Are you able to quote each entry exactly as written?

>> Begin Stored data

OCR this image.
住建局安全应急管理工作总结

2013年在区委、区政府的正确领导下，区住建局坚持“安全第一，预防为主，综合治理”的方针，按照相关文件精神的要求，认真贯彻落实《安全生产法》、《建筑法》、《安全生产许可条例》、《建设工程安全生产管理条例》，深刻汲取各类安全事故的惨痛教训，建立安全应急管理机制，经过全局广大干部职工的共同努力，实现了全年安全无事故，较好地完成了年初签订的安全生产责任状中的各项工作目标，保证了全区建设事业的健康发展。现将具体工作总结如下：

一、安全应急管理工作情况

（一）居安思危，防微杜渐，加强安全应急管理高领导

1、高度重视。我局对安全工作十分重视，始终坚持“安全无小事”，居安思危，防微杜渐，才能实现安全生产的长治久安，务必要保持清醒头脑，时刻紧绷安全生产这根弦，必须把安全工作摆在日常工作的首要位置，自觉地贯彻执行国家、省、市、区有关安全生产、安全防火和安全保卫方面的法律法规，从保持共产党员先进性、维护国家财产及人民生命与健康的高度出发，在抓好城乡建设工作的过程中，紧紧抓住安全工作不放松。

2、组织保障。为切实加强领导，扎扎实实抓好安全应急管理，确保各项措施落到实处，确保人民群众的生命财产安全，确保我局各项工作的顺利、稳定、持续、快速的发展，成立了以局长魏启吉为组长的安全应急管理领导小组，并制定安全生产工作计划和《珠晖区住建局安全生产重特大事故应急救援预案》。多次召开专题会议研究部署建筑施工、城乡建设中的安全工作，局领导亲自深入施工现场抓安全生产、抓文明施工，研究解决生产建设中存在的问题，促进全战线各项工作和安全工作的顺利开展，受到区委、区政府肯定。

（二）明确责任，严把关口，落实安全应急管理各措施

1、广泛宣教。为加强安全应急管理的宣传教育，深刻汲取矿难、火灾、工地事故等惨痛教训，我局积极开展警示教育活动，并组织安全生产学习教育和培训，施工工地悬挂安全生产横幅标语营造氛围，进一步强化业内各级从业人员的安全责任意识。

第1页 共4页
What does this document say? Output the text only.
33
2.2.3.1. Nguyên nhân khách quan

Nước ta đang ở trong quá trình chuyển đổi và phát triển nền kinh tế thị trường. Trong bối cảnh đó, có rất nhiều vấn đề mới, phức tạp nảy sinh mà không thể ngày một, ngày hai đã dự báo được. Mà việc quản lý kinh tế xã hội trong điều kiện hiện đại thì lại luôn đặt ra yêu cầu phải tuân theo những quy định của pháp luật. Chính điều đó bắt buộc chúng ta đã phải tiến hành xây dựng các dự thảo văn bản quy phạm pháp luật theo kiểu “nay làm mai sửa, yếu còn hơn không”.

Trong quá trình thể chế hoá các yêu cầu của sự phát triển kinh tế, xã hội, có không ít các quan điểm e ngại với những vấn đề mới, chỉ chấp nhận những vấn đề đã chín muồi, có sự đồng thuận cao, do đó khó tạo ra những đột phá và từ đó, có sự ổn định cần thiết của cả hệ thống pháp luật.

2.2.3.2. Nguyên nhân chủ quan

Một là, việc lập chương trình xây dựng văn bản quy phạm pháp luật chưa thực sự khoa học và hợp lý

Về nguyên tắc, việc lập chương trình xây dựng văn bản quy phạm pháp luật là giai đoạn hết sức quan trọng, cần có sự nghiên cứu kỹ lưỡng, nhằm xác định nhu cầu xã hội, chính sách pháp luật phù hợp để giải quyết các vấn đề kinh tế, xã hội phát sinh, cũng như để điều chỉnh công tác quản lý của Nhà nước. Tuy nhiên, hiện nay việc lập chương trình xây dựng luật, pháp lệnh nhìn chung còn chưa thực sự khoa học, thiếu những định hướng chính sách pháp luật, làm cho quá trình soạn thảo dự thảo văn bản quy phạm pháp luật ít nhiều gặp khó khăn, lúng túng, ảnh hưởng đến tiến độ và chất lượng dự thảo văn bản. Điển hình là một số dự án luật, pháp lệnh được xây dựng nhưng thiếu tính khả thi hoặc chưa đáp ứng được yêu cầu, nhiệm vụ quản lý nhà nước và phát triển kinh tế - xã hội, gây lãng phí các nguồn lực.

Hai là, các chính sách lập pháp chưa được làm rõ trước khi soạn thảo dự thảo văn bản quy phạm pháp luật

>> End Stored data

**Result of this exercise**
OCR this image.
住建局安全应急管理工作总结

2013年在区委、区政府的正确领导下，区住建局坚持“安全第一，预防为主，综合治理”的方针，按照相关文件精神的要求，认真贯彻落实《安全生产法》、《建筑法》、《安全生产许可条例》、《建设工程安全生产管理条例》，深刻汲取各类安全事故的惨痛教训，建立安全应急管理机制，经过全局广大干部职工的共同努力，实现了全年安全无事故，较好地完成了年初签订的安全生产责任状中的各项工作目标，保证了全区建设事业的健康发展。现将具体工作总结如下：

一、安全应急管理工作情况

（一）居安思危，防微杜渐，加强安全应急管理高领导

1、高度重视。我局对安全工作十分重视，始终坚持“安全无小事”，居安思危，防微杜渐，才能实现安全生产的长治久安，务必要保持清醒头脑，时刻紧绷安全生产这根弦，必须把安全工作摆在日常工作的首要位置，自觉地贯彻执行国家、省、市、区有关安全生产、安全防火和安全保卫方面的法律法规，从保持共产党员先进性、维护国家财产及人民生命与健康的高度出发，在抓好城乡建设工作的过程中，紧紧抓住安全工作不放松。

2、组织保障。为切实加强领导，扎扎实实抓好安全应急管理，确保各项措施落到实处，确保人民群众的生命财产安全，确保我局各项工作的顺利、稳定、持续、快速的发展，成立了以局长魏启吉为组长的安全应急管理领导小组，并制定安全生产工作计划和《珠晖区住建局安全生产重特大事故应急救援预案》。多次召开专题会议研究部署建筑施工、城乡建设中的安全工作，局领导亲自深入施工现场抓安全生产、抓文明施工，研究解决生产建设中存在的问题，促进全战线各项工作和安全工作的顺利开展，受到区委、区政府肯定。

（二）明确责任，严把关口，落实安全应急管理各措施

1、广泛宣教。为加强安全应急管理的宣传教育，深刻汲取矿难、火灾、工地事故等惨痛教训，我局积极开展警示教育活动，并组织安全生产学习教育和培训，施工工地悬挂安全生产横幅标语营造氛围，进一步强化业内各级从业人员的安全责任意识。

第1页 共4页
What does this document say? Output the text only.
33
2.2.3.1. Nguyên nhân khách quan

Nước ta đang ở trong quá trình chuyển đổi và phát triển nền kinh tế thị trường. Trong bối cảnh đó, có rất nhiều vấn đề mới, phức tạp nảy sinh mà không thể ngày một, ngày hai đã dự báo được. Mà việc quản lý kinh tế xã hội trong điều kiện hiện đại thì lại luôn đặt ra yêu cầu phải tuân theo những quy định của pháp luật. Chính điều đó bắt buộc chúng ta đã phải tiến hành xây dựng các dự thảo văn bản quy phạm pháp luật theo kiểu “nay làm mai sửa, yếu còn hơn không”.

Trong quá trình thể chế hoá các yêu cầu của sự phát triển kinh tế, xã hội, có không ít các quan điểm e ngại với những vấn đề mới, chỉ chấp nhận những vấn đề đã chín muồi, có sự đồng thuận cao, do đó khó tạo ra những đột phá và từ đó, có sự ổn định cần thiết của cả hệ thống pháp luật.

2.2.3.2. Nguyên nhân chủ quan

Một là, việc lập chương trình xây dựng văn bản quy phạm pháp luật chưa thực sự khoa học và hợp lý

Về nguyên tắc, việc lập chương trình xây dựng văn bản quy phạm pháp luật là giai đoạn hết sức quan trọng, cần có sự nghiên cứu kỹ lưỡng, nhằm xác định nhu cầu xã hội, chính sách pháp luật phù hợp để giải quyết các vấn đề kinh tế, xã hội phát sinh, cũng như để điều chỉnh công tác quản lý của Nhà nước. Tuy nhiên, hiện nay việc lập chương trình xây dựng luật, pháp lệnh nhìn chung còn chưa thực sự khoa học, thiếu những định hướng chính sách pháp luật, làm cho quá trình soạn thảo dự thảo văn bản quy phạm pháp luật ít nhiều gặp khó khăn, lúng túng, ảnh hưởng đến tiến độ và chất lượng dự thảo văn bản. Điển hình là một số dự án luật, pháp lệnh được xây dựng nhưng thiếu tính khả thi hoặc chưa đáp ứng được yêu cầu, nhiệm vụ quản lý nhà nước và phát triển kinh tế - xã hội, gây lãng phí các nguồn lực.

Hai là, các chính sách lập pháp chưa được làm rõ trước khi soạn thảo dự thảo văn bản quy phạm pháp luật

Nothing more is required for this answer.